── GIVEN RECORDS ──

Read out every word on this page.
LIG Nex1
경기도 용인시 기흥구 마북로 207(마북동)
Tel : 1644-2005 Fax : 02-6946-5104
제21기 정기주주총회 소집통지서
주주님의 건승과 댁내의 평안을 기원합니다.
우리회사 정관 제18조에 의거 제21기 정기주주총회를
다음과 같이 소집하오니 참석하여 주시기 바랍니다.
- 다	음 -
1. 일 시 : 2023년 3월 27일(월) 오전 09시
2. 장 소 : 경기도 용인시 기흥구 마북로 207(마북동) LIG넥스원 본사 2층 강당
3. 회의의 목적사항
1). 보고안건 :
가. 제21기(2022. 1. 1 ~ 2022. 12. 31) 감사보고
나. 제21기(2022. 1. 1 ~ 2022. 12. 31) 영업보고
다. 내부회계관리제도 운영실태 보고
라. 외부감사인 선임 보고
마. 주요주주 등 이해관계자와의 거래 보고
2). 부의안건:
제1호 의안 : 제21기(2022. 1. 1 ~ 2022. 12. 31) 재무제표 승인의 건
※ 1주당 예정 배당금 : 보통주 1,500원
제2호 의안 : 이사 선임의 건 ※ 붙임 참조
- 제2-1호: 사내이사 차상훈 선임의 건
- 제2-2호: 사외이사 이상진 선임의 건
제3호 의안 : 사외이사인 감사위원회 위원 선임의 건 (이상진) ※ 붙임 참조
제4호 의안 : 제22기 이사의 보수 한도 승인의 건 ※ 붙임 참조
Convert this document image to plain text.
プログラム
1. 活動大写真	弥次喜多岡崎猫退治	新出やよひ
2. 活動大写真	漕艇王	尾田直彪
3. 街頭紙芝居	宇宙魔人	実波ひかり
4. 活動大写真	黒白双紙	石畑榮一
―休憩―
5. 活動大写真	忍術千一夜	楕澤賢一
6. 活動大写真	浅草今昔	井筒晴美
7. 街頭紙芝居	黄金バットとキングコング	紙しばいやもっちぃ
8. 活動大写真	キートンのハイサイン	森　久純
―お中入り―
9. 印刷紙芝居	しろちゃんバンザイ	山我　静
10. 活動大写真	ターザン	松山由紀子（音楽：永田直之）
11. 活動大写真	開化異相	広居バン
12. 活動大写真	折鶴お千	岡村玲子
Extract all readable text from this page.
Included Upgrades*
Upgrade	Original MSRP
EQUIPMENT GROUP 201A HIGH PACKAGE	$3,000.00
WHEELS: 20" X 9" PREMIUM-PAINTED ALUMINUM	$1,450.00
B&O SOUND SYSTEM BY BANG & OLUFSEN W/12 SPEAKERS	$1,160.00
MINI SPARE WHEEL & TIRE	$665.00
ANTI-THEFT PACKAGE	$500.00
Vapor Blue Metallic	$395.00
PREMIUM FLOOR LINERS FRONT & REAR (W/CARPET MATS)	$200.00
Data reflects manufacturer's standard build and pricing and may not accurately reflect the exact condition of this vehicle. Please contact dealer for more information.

───

From the data, list each line in which the string "PACKAGE" appears.

EQUIPMENT GROUP 201A HIGH PACKAGE	$3,000.00
ANTI-THEFT PACKAGE	$500.00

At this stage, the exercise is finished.